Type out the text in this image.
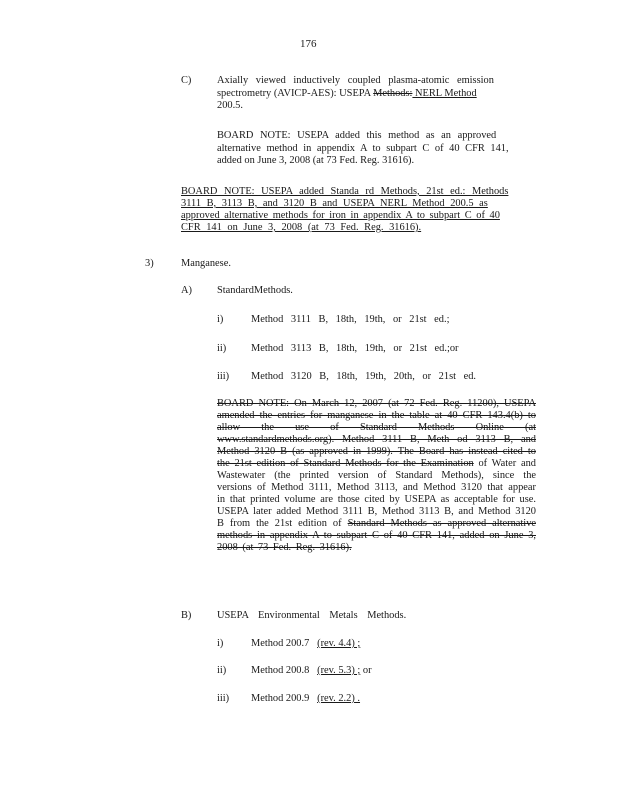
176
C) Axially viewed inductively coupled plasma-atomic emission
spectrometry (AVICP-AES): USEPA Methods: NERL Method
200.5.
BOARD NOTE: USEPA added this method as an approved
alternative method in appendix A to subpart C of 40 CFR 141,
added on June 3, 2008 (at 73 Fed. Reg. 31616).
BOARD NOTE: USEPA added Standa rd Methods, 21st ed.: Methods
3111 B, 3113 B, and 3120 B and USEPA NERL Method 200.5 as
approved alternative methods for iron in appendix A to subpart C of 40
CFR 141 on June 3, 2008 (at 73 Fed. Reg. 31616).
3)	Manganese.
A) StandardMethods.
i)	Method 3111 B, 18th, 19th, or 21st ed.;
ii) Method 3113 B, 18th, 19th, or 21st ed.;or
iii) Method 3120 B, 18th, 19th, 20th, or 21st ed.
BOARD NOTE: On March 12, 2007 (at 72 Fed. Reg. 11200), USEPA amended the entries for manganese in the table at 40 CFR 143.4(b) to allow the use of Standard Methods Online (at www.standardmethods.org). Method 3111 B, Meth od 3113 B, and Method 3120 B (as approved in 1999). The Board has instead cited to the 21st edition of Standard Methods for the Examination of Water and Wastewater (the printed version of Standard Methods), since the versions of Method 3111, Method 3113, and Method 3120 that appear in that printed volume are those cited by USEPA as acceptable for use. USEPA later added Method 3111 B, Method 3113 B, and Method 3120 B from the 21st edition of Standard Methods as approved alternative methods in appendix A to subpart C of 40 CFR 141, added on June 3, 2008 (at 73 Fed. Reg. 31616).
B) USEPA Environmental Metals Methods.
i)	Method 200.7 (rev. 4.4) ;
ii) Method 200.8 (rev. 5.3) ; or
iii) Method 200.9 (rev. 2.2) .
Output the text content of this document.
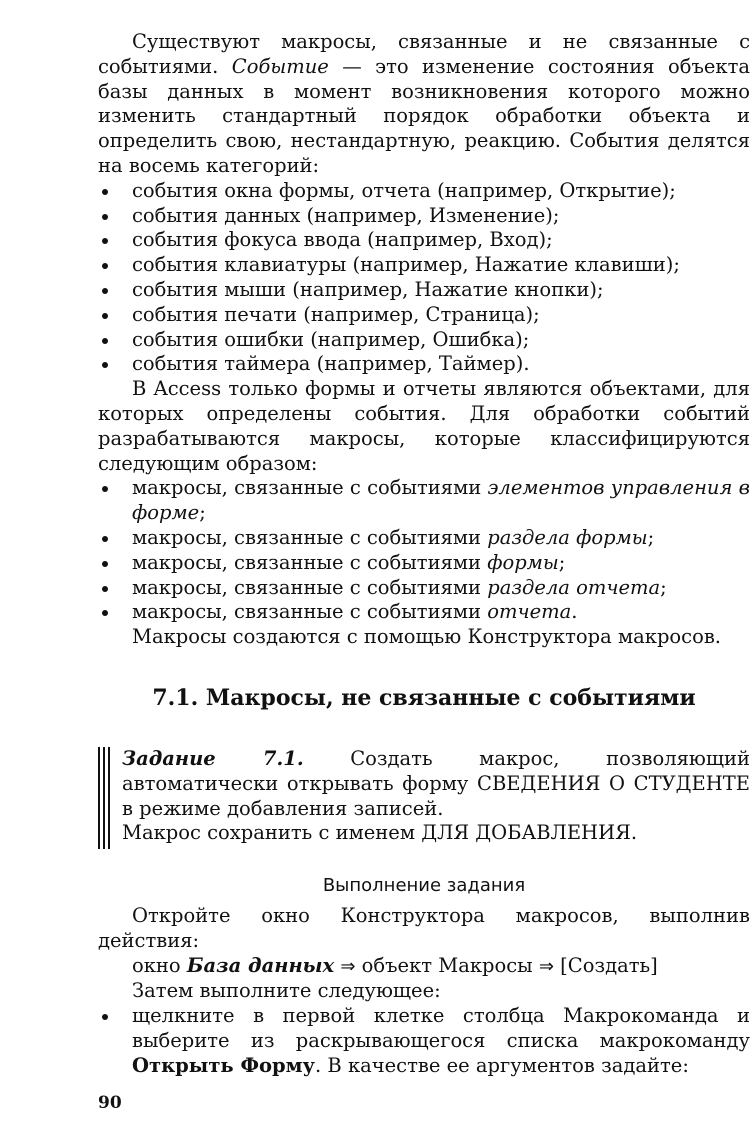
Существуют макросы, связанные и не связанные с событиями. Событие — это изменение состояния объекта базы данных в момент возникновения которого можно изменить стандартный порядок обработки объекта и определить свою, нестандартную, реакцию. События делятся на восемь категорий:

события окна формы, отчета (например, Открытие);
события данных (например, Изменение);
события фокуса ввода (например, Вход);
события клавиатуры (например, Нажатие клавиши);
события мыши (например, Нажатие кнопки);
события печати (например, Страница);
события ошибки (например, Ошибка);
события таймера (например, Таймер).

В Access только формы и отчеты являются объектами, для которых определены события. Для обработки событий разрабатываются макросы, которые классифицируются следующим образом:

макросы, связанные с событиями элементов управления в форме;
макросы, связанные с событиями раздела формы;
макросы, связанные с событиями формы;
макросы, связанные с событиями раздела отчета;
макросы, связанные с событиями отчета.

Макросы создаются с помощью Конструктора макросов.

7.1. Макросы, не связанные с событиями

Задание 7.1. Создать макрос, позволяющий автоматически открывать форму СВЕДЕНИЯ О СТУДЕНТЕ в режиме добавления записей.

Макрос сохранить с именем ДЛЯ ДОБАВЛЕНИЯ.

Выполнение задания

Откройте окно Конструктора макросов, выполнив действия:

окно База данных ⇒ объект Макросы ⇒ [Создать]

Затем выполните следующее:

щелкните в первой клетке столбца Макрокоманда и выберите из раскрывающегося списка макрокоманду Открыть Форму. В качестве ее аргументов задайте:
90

-------

◆ Your objective ◆
Give an exact copy of the material, leaving out every picture.

◆ The response ◆
Type out the text in this image.
176
C) Axially viewed inductively coupled plasma-atomic emission
spectrometry (AVICP-AES): USEPA Methods: NERL Method
200.5.
BOARD NOTE: USEPA added this method as an approved
alternative method in appendix A to subpart C of 40 CFR 141,
added on June 3, 2008 (at 73 Fed. Reg. 31616).
BOARD NOTE: USEPA added Standa rd Methods, 21st ed.: Methods
3111 B, 3113 B, and 3120 B and USEPA NERL Method 200.5 as
approved alternative methods for iron in appendix A to subpart C of 40
CFR 141 on June 3, 2008 (at 73 Fed. Reg. 31616).
3)	Manganese.
A) StandardMethods.
i)	Method 3111 B, 18th, 19th, or 21st ed.;
ii) Method 3113 B, 18th, 19th, or 21st ed.;or
iii) Method 3120 B, 18th, 19th, 20th, or 21st ed.
BOARD NOTE: On March 12, 2007 (at 72 Fed. Reg. 11200), USEPA amended the entries for manganese in the table at 40 CFR 143.4(b) to allow the use of Standard Methods Online (at www.standardmethods.org). Method 3111 B, Meth od 3113 B, and Method 3120 B (as approved in 1999). The Board has instead cited to the 21st edition of Standard Methods for the Examination of Water and Wastewater (the printed version of Standard Methods), since the versions of Method 3111, Method 3113, and Method 3120 that appear in that printed volume are those cited by USEPA as acceptable for use. USEPA later added Method 3111 B, Method 3113 B, and Method 3120 B from the 21st edition of Standard Methods as approved alternative methods in appendix A to subpart C of 40 CFR 141, added on June 3, 2008 (at 73 Fed. Reg. 31616).
B) USEPA Environmental Metals Methods.
i)	Method 200.7 (rev. 4.4) ;
ii) Method 200.8 (rev. 5.3) ; or
iii) Method 200.9 (rev. 2.2) .
Output the text content of this document.
Существуют макросы, связанные и не связанные с событиями. Событие — это изменение состояния объекта базы данных в момент возникновения которого можно изменить стандартный порядок обработки объекта и определить свою, нестандартную, реакцию. События делятся на восемь категорий:

события окна формы, отчета (например, Открытие);
события данных (например, Изменение);
события фокуса ввода (например, Вход);
события клавиатуры (например, Нажатие клавиши);
события мыши (например, Нажатие кнопки);
события печати (например, Страница);
события ошибки (например, Ошибка);
события таймера (например, Таймер).

В Access только формы и отчеты являются объектами, для которых определены события. Для обработки событий разрабатываются макросы, которые классифицируются следующим образом:

макросы, связанные с событиями элементов управления в форме;
макросы, связанные с событиями раздела формы;
макросы, связанные с событиями формы;
макросы, связанные с событиями раздела отчета;
макросы, связанные с событиями отчета.

Макросы создаются с помощью Конструктора макросов.

7.1. Макросы, не связанные с событиями

Задание 7.1. Создать макрос, позволяющий автоматически открывать форму СВЕДЕНИЯ О СТУДЕНТЕ в режиме добавления записей.

Макрос сохранить с именем ДЛЯ ДОБАВЛЕНИЯ.

Выполнение задания

Откройте окно Конструктора макросов, выполнив действия:

окно База данных ⇒ объект Макросы ⇒ [Создать]

Затем выполните следующее:

щелкните в первой клетке столбца Макрокоманда и выберите из раскрывающегося списка макрокоманду Открыть Форму. В качестве ее аргументов задайте:
90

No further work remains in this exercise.